• **Problem statement**: Take the listing and print it in full, exactly as given.

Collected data
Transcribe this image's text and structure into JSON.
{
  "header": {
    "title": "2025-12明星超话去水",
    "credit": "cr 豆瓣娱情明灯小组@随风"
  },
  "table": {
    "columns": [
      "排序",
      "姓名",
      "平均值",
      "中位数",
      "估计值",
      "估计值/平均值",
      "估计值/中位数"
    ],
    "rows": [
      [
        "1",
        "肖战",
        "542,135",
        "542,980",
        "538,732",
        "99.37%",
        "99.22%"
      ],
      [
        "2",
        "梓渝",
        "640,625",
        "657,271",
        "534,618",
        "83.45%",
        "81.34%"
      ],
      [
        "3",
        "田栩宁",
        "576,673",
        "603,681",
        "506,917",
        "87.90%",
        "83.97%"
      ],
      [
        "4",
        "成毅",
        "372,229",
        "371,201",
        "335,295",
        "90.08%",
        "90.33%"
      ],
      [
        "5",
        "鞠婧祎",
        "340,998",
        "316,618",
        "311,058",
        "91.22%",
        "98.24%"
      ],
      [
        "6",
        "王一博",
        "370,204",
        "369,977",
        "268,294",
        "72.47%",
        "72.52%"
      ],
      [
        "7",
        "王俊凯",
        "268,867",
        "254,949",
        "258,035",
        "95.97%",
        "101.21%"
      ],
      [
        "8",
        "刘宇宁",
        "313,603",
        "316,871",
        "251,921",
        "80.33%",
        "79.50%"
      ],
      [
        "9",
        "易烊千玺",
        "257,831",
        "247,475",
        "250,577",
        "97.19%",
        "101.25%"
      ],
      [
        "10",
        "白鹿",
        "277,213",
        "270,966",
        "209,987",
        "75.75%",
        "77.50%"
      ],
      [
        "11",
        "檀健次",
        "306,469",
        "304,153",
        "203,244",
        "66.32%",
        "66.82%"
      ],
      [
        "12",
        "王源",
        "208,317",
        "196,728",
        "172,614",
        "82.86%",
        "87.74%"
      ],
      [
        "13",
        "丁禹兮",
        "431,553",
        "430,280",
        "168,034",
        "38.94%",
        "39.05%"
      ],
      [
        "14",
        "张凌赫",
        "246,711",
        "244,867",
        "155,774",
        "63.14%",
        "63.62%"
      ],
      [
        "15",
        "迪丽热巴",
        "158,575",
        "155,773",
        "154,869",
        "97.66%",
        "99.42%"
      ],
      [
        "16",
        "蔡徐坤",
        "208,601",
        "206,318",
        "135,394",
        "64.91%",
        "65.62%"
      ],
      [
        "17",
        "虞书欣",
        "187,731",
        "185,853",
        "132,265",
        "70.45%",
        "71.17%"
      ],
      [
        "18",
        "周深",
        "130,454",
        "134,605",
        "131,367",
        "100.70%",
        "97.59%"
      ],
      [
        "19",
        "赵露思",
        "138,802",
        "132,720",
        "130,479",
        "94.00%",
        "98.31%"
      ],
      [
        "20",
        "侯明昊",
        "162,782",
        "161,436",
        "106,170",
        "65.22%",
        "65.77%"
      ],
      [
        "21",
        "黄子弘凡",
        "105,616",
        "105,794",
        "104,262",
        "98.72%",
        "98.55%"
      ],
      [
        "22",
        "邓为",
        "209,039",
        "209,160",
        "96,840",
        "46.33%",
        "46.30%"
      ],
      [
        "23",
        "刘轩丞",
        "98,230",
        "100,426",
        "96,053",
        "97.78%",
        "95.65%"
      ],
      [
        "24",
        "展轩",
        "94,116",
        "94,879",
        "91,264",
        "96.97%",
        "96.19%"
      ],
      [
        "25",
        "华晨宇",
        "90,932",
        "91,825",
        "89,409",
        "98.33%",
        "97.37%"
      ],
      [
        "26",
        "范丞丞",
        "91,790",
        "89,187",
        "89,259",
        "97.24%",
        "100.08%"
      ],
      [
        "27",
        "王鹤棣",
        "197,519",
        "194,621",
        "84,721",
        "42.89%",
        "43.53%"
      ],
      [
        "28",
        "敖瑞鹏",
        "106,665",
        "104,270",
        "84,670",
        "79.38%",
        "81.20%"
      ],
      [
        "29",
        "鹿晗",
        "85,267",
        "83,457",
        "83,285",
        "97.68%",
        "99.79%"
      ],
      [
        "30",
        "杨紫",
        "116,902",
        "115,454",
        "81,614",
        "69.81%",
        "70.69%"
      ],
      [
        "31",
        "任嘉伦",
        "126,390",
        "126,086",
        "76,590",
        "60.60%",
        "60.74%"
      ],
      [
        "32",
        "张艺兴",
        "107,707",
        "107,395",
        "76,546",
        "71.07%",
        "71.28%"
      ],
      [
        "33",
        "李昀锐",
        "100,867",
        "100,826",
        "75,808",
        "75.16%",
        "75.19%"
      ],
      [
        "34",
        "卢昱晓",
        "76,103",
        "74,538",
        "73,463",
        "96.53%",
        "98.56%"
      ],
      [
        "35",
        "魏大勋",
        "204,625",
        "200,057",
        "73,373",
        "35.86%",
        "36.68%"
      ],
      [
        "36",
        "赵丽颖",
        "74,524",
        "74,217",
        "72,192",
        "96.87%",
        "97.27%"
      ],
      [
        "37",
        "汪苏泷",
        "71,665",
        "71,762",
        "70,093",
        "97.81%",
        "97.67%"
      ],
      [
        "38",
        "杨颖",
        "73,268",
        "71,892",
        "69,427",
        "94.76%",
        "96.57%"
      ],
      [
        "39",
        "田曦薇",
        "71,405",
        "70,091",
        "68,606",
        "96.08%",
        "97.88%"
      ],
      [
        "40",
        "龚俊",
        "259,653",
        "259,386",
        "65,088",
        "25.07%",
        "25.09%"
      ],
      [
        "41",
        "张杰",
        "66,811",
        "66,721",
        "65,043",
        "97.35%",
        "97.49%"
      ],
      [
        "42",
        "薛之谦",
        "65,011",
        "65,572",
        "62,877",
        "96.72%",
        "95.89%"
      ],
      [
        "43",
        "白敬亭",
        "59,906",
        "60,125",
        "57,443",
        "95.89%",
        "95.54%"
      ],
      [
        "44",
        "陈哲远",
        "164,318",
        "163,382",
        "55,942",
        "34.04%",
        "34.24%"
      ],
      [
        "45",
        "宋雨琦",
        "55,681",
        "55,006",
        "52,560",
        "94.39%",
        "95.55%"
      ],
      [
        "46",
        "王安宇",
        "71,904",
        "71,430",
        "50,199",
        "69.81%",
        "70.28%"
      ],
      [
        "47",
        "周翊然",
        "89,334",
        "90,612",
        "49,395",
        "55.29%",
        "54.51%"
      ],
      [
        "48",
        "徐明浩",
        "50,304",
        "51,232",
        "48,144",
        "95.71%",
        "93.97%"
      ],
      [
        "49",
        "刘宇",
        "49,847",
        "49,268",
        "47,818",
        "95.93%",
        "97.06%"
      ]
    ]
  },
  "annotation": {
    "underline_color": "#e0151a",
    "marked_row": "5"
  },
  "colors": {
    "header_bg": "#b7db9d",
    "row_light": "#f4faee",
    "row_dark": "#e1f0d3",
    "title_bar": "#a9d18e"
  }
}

• **Answer to this exercise**:
Transcribe this image's text and structure into JSON.
{
  "header": {
    "title": "2025-12明星超话去水",
    "credit": "cr 豆瓣娱情明灯小组@随风"
  },
  "table": {
    "columns": [
      "排序",
      "姓名",
      "平均值",
      "中位数",
      "估计值",
      "估计值/平均值",
      "估计值/中位数"
    ],
    "rows": [
      [
        "1",
        "肖战",
        "542,135",
        "542,980",
        "538,732",
        "99.37%",
        "99.22%"
      ],
      [
        "2",
        "梓渝",
        "640,625",
        "657,271",
        "534,618",
        "83.45%",
        "81.34%"
      ],
      [
        "3",
        "田栩宁",
        "576,673",
        "603,681",
        "506,917",
        "87.90%",
        "83.97%"
      ],
      [
        "4",
        "成毅",
        "372,229",
        "371,201",
        "335,295",
        "90.08%",
        "90.33%"
      ],
      [
        "5",
        "鞠婧祎",
        "340,998",
        "316,618",
        "311,058",
        "91.22%",
        "98.24%"
      ],
      [
        "6",
        "王一博",
        "370,204",
        "369,977",
        "268,294",
        "72.47%",
        "72.52%"
      ],
      [
        "7",
        "王俊凯",
        "268,867",
        "254,949",
        "258,035",
        "95.97%",
        "101.21%"
      ],
      [
        "8",
        "刘宇宁",
        "313,603",
        "316,871",
        "251,921",
        "80.33%",
        "79.50%"
      ],
      [
        "9",
        "易烊千玺",
        "257,831",
        "247,475",
        "250,577",
        "97.19%",
        "101.25%"
      ],
      [
        "10",
        "白鹿",
        "277,213",
        "270,966",
        "209,987",
        "75.75%",
        "77.50%"
      ],
      [
        "11",
        "檀健次",
        "306,469",
        "304,153",
        "203,244",
        "66.32%",
        "66.82%"
      ],
      [
        "12",
        "王源",
        "208,317",
        "196,728",
        "172,614",
        "82.86%",
        "87.74%"
      ],
      [
        "13",
        "丁禹兮",
        "431,553",
        "430,280",
        "168,034",
        "38.94%",
        "39.05%"
      ],
      [
        "14",
        "张凌赫",
        "246,711",
        "244,867",
        "155,774",
        "63.14%",
        "63.62%"
      ],
      [
        "15",
        "迪丽热巴",
        "158,575",
        "155,773",
        "154,869",
        "97.66%",
        "99.42%"
      ],
      [
        "16",
        "蔡徐坤",
        "208,601",
        "206,318",
        "135,394",
        "64.91%",
        "65.62%"
      ],
      [
        "17",
        "虞书欣",
        "187,731",
        "185,853",
        "132,265",
        "70.45%",
        "71.17%"
      ],
      [
        "18",
        "周深",
        "130,454",
        "134,605",
        "131,367",
        "100.70%",
        "97.59%"
      ],
      [
        "19",
        "赵露思",
        "138,802",
        "132,720",
        "130,479",
        "94.00%",
        "98.31%"
      ],
      [
        "20",
        "侯明昊",
        "162,782",
        "161,436",
        "106,170",
        "65.22%",
        "65.77%"
      ],
      [
        "21",
        "黄子弘凡",
        "105,616",
        "105,794",
        "104,262",
        "98.72%",
        "98.55%"
      ],
      [
        "22",
        "邓为",
        "209,039",
        "209,160",
        "96,840",
        "46.33%",
        "46.30%"
      ],
      [
        "23",
        "刘轩丞",
        "98,230",
        "100,426",
        "96,053",
        "97.78%",
        "95.65%"
      ],
      [
        "24",
        "展轩",
        "94,116",
        "94,879",
        "91,264",
        "96.97%",
        "96.19%"
      ],
      [
        "25",
        "华晨宇",
        "90,932",
        "91,825",
        "89,409",
        "98.33%",
        "97.37%"
      ],
      [
        "26",
        "范丞丞",
        "91,790",
        "89,187",
        "89,259",
        "97.24%",
        "100.08%"
      ],
      [
        "27",
        "王鹤棣",
        "197,519",
        "194,621",
        "84,721",
        "42.89%",
        "43.53%"
      ],
      [
        "28",
        "敖瑞鹏",
        "106,665",
        "104,270",
        "84,670",
        "79.38%",
        "81.20%"
      ],
      [
        "29",
        "鹿晗",
        "85,267",
        "83,457",
        "83,285",
        "97.68%",
        "99.79%"
      ],
      [
        "30",
        "杨紫",
        "116,902",
        "115,454",
        "81,614",
        "69.81%",
        "70.69%"
      ],
      [
        "31",
        "任嘉伦",
        "126,390",
        "126,086",
        "76,590",
        "60.60%",
        "60.74%"
      ],
      [
        "32",
        "张艺兴",
        "107,707",
        "107,395",
        "76,546",
        "71.07%",
        "71.28%"
      ],
      [
        "33",
        "李昀锐",
        "100,867",
        "100,826",
        "75,808",
        "75.16%",
        "75.19%"
      ],
      [
        "34",
        "卢昱晓",
        "76,103",
        "74,538",
        "73,463",
        "96.53%",
        "98.56%"
      ],
      [
        "35",
        "魏大勋",
        "204,625",
        "200,057",
        "73,373",
        "35.86%",
        "36.68%"
      ],
      [
        "36",
        "赵丽颖",
        "74,524",
        "74,217",
        "72,192",
        "96.87%",
        "97.27%"
      ],
      [
        "37",
        "汪苏泷",
        "71,665",
        "71,762",
        "70,093",
        "97.81%",
        "97.67%"
      ],
      [
        "38",
        "杨颖",
        "73,268",
        "71,892",
        "69,427",
        "94.76%",
        "96.57%"
      ],
      [
        "39",
        "田曦薇",
        "71,405",
        "70,091",
        "68,606",
        "96.08%",
        "97.88%"
      ],
      [
        "40",
        "龚俊",
        "259,653",
        "259,386",
        "65,088",
        "25.07%",
        "25.09%"
      ],
      [
        "41",
        "张杰",
        "66,811",
        "66,721",
        "65,043",
        "97.35%",
        "97.49%"
      ],
      [
        "42",
        "薛之谦",
        "65,011",
        "65,572",
        "62,877",
        "96.72%",
        "95.89%"
      ],
      [
        "43",
        "白敬亭",
        "59,906",
        "60,125",
        "57,443",
        "95.89%",
        "95.54%"
      ],
      [
        "44",
        "陈哲远",
        "164,318",
        "163,382",
        "55,942",
        "34.04%",
        "34.24%"
      ],
      [
        "45",
        "宋雨琦",
        "55,681",
        "55,006",
        "52,560",
        "94.39%",
        "95.55%"
      ],
      [
        "46",
        "王安宇",
        "71,904",
        "71,430",
        "50,199",
        "69.81%",
        "70.28%"
      ],
      [
        "47",
        "周翊然",
        "89,334",
        "90,612",
        "49,395",
        "55.29%",
        "54.51%"
      ],
      [
        "48",
        "徐明浩",
        "50,304",
        "51,232",
        "48,144",
        "95.71%",
        "93.97%"
      ],
      [
        "49",
        "刘宇",
        "49,847",
        "49,268",
        "47,818",
        "95.93%",
        "97.06%"
      ]
    ]
  },
  "annotation": {
    "underline_color": "#e0151a",
    "marked_row": "5"
  },
  "colors": {
    "header_bg": "#b7db9d",
    "row_light": "#f4faee",
    "row_dark": "#e1f0d3",
    "title_bar": "#a9d18e"
  }
}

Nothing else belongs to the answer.